*Document segment*
+ + + +

Download from https://ffmpeg.org/download.html and add to PATH.

Optional: bundled ffmpeg via Python (not available on all platforms)

If you cannot install a system ffmpeg, you can try the optional prebuilt binaries:

pip install "ttsforge[static_ffmpeg]"

espeak-ng (Required for Phonemization)

espeak-ng is used for text-to-phoneme conversion.

Ubuntu/Debian:

sudo apt-get install espeak-ng

macOS (Homebrew):

brew install espeak-ng

Windows:

Download from https://github.com/espeak-ng/espeak-ng/releases

Audio Playback (Optional)

Audio playback features (--play flags and the read command) require sounddevice:

pip install "ttsforge[audio]"

Or install directly:

pip install sounddevice

Installing ttsforge

From PyPI (Recommended)

pip install ttsforge

Optional extras:

# Audio playback (required for --play and read)
pip install "ttsforge[audio]"

# Bundled ffmpeg binaries
pip install "ttsforge[static_ffmpeg]"

# GPU acceleration
pip install "ttsforge[gpu]"

+ + + +

(Records)
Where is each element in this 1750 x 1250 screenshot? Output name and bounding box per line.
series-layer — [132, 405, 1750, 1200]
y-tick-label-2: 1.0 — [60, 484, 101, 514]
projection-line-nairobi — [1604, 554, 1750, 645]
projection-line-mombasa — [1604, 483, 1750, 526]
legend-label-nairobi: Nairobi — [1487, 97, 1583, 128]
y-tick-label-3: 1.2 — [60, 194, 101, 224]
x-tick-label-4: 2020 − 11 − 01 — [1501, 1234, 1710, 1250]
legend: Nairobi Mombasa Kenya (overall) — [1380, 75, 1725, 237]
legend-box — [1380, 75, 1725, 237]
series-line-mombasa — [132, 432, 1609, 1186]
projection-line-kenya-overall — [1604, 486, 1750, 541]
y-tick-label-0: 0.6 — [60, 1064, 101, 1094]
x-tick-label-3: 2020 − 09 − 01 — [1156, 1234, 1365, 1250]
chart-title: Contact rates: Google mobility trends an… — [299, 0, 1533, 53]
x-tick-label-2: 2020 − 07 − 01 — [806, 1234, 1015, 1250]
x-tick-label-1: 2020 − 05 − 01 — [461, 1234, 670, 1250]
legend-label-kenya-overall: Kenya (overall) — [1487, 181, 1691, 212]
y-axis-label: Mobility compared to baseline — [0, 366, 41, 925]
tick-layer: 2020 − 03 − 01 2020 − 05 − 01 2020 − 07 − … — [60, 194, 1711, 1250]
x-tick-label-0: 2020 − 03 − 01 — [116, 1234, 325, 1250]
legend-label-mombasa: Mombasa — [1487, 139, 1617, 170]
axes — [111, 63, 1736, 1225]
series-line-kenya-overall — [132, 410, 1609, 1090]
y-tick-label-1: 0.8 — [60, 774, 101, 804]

+ + + +

Please copy the stretch of the ttsforge installation notes from "pip install sounddevice" through "--play and read)".

*Solution to this exercise*
pip install sounddevice

Installing ttsforge

From PyPI (Recommended)

pip install ttsforge

Optional extras:

# Audio playback (required for --play and read)